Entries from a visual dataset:
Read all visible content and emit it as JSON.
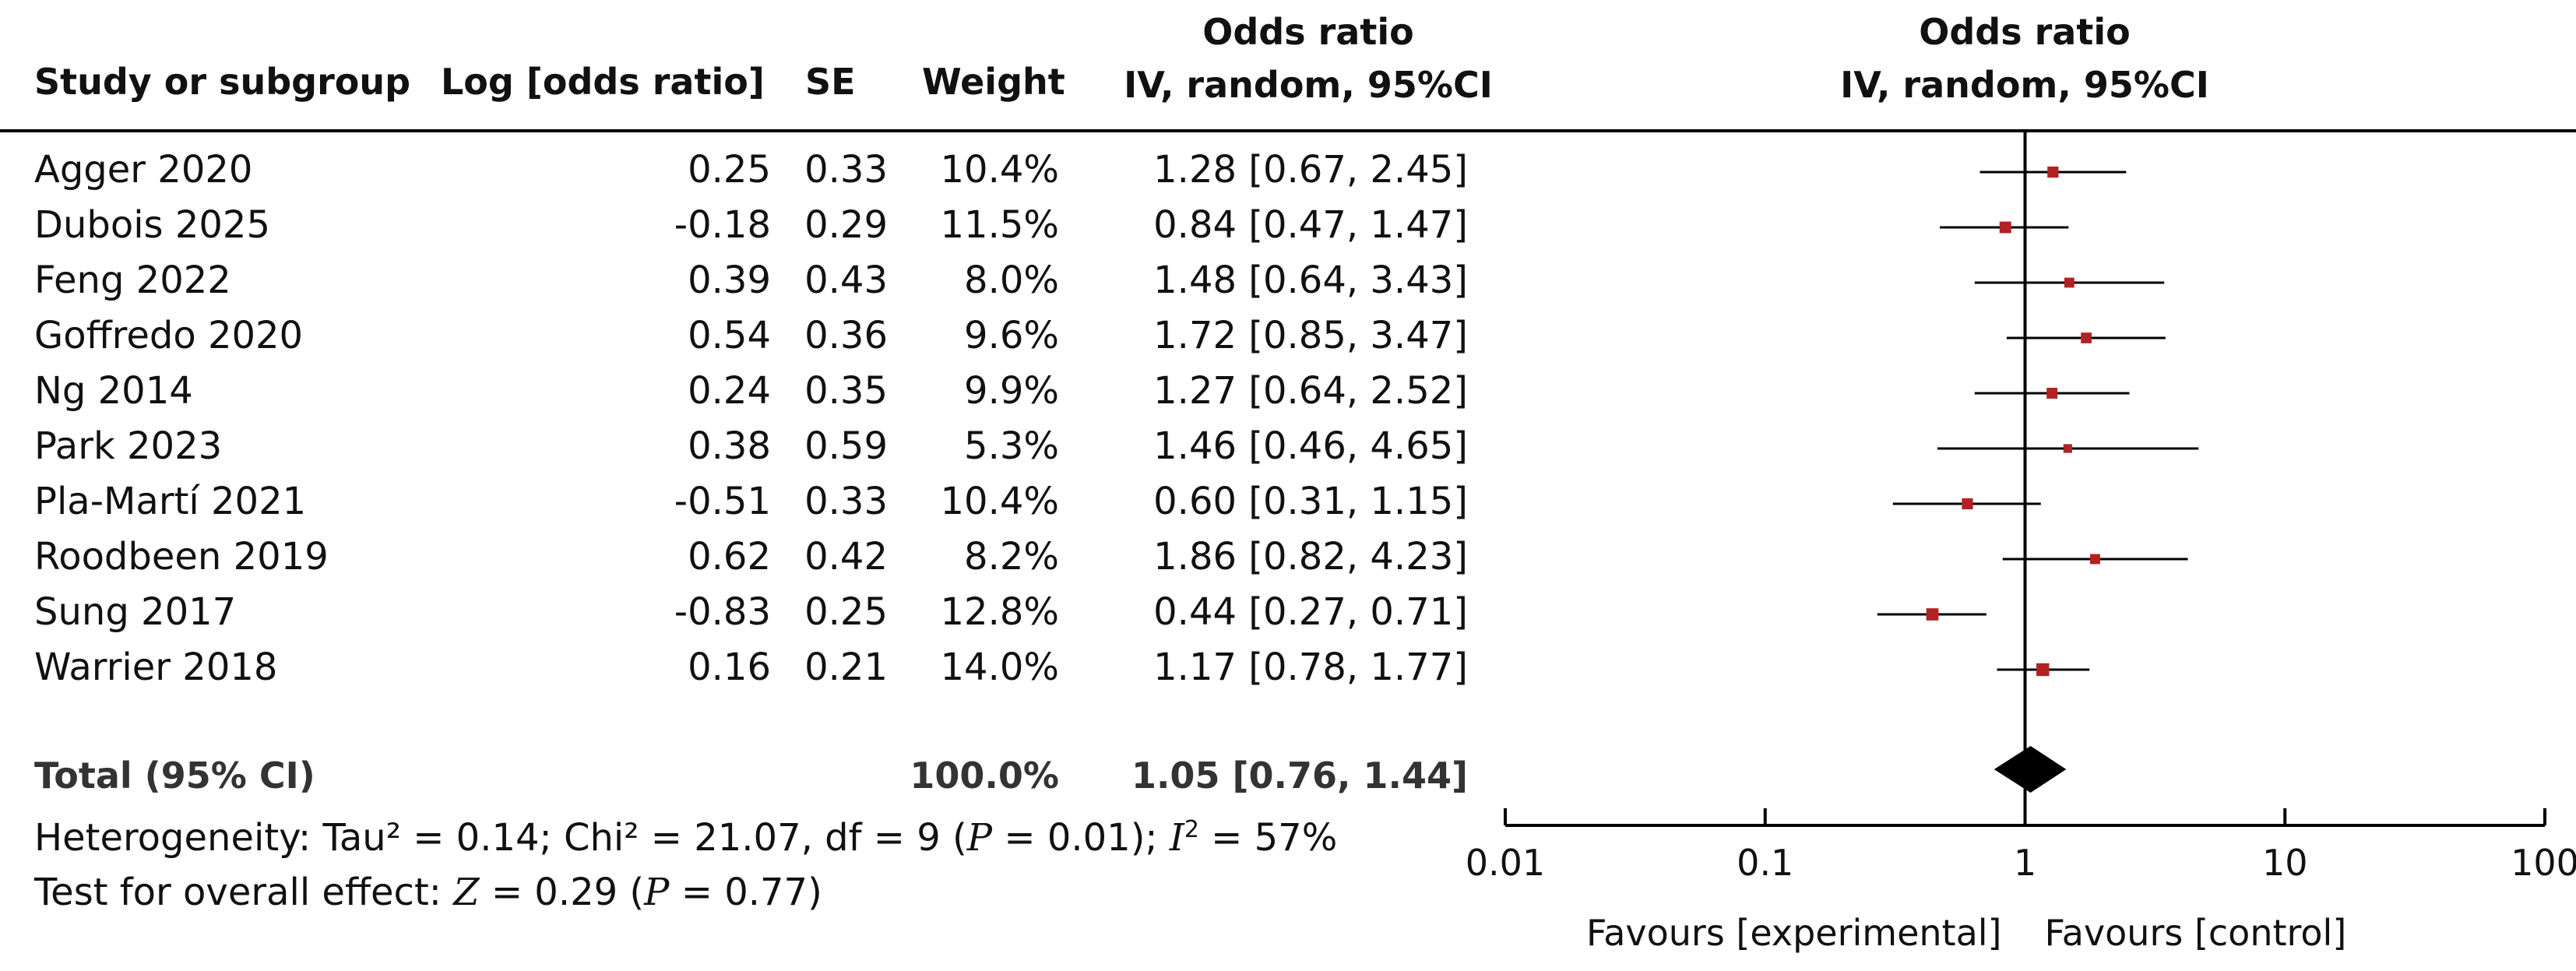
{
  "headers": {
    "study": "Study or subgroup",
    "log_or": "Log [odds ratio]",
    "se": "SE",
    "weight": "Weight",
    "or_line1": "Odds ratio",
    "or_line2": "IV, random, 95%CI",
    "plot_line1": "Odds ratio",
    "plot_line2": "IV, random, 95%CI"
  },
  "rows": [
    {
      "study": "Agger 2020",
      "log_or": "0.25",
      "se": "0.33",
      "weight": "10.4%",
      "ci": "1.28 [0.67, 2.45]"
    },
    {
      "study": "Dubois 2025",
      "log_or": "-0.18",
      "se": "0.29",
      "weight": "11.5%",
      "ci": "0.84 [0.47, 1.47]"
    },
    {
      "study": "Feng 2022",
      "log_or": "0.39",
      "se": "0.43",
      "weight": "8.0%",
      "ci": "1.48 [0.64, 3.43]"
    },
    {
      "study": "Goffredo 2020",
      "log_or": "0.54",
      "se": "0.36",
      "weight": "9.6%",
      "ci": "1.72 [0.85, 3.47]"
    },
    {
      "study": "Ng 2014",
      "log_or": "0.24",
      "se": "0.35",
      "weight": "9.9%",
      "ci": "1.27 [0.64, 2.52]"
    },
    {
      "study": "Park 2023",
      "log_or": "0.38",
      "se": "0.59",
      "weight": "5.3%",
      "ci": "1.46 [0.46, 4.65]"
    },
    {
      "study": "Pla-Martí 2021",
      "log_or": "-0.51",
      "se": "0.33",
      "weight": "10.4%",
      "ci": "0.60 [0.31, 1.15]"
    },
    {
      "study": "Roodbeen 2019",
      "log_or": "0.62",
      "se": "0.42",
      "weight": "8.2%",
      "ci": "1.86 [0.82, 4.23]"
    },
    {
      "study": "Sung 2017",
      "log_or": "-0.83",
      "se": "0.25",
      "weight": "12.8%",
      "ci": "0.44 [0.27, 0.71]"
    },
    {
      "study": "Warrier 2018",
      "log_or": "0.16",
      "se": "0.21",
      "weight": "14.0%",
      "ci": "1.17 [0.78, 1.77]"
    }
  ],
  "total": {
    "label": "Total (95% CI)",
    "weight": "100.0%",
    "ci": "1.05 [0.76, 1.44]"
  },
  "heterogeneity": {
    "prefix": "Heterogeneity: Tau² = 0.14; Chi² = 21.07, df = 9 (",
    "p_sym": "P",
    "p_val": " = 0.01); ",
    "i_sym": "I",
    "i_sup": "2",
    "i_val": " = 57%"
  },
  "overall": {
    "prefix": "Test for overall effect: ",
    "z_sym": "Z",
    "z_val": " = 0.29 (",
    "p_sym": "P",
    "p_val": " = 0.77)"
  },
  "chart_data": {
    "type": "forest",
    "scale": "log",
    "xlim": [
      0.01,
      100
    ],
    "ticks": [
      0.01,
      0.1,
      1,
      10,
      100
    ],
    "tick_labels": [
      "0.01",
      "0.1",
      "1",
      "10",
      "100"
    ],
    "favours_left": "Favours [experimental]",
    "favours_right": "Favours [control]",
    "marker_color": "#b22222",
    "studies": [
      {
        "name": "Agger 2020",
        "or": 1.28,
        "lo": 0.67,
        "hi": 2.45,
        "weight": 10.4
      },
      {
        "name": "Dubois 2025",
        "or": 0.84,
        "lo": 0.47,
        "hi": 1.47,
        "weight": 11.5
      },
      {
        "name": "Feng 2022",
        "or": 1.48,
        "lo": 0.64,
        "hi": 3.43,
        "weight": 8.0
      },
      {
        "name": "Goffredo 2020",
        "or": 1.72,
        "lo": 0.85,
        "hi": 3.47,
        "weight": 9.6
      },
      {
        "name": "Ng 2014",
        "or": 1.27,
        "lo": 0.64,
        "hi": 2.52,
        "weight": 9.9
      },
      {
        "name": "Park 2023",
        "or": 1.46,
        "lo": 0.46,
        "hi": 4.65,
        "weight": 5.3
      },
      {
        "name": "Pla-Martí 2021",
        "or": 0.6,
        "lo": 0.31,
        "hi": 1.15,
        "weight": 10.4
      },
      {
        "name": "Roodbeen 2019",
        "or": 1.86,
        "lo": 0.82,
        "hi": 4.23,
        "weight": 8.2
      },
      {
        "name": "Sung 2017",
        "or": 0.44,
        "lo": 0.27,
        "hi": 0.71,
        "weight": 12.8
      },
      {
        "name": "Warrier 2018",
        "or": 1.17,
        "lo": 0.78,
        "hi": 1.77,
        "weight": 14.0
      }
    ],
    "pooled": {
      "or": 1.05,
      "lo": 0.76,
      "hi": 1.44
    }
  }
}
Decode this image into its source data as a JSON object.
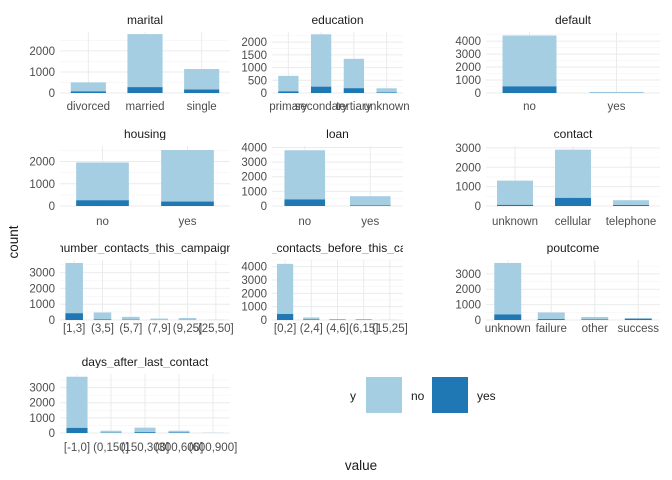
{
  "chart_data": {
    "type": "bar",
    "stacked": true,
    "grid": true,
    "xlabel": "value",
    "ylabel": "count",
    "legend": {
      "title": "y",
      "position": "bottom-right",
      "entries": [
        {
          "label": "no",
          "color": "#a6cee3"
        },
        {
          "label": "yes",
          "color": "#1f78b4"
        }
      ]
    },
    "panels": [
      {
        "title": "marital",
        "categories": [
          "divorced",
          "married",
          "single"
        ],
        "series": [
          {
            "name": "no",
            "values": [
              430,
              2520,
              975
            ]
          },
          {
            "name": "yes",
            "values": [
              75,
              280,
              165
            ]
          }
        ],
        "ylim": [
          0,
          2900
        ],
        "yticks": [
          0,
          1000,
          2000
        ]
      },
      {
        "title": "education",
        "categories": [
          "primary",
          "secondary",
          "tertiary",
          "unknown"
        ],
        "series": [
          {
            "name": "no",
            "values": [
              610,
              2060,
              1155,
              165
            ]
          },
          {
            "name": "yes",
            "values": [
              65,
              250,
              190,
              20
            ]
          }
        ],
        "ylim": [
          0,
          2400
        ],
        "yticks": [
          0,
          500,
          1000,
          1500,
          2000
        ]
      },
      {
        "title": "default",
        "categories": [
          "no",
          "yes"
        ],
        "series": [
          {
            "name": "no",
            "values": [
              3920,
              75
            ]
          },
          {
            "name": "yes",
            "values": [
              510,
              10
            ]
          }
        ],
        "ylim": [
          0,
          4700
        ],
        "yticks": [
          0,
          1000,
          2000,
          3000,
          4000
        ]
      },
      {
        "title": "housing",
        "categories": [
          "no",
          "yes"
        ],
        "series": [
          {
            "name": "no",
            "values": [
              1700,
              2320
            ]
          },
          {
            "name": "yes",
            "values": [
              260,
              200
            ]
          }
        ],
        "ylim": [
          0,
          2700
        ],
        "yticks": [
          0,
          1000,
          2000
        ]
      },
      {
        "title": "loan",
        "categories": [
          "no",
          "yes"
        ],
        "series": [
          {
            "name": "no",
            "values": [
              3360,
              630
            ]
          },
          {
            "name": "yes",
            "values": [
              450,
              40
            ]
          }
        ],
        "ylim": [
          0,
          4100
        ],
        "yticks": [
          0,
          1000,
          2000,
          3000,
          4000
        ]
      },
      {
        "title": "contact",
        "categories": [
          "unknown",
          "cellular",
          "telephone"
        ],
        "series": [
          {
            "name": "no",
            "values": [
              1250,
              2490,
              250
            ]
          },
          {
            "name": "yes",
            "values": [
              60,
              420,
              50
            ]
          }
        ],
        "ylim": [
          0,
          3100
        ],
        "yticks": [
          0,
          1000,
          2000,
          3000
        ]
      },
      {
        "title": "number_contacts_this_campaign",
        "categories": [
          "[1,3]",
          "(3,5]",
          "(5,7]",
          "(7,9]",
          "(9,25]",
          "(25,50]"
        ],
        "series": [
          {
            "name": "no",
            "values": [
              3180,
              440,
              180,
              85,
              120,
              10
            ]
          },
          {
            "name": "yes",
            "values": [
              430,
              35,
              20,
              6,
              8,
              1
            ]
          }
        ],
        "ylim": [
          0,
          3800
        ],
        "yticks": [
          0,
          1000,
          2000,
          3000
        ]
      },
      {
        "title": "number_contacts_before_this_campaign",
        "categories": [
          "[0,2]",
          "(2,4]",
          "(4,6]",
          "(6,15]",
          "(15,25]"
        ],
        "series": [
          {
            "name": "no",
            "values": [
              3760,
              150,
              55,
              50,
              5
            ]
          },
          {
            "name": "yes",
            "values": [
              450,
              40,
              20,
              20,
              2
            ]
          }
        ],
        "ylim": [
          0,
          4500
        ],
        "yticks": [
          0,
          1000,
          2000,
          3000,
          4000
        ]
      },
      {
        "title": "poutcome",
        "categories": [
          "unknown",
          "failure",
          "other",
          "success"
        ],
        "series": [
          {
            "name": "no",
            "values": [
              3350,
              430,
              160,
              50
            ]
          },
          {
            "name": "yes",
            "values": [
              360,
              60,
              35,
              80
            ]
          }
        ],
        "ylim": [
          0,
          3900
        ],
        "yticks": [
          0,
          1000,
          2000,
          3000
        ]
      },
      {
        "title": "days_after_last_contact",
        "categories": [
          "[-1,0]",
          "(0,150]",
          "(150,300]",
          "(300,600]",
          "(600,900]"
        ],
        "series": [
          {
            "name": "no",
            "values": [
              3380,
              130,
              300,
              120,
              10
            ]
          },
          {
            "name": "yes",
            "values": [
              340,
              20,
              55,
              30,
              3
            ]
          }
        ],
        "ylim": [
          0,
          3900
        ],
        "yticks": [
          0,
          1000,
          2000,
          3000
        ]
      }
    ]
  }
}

Exercise directions: Copy out each line of the records where the string "Favours" appears.

Solution below:
    "favours_left": "Favours [experimental]",
    "favours_right": "Favours [control]",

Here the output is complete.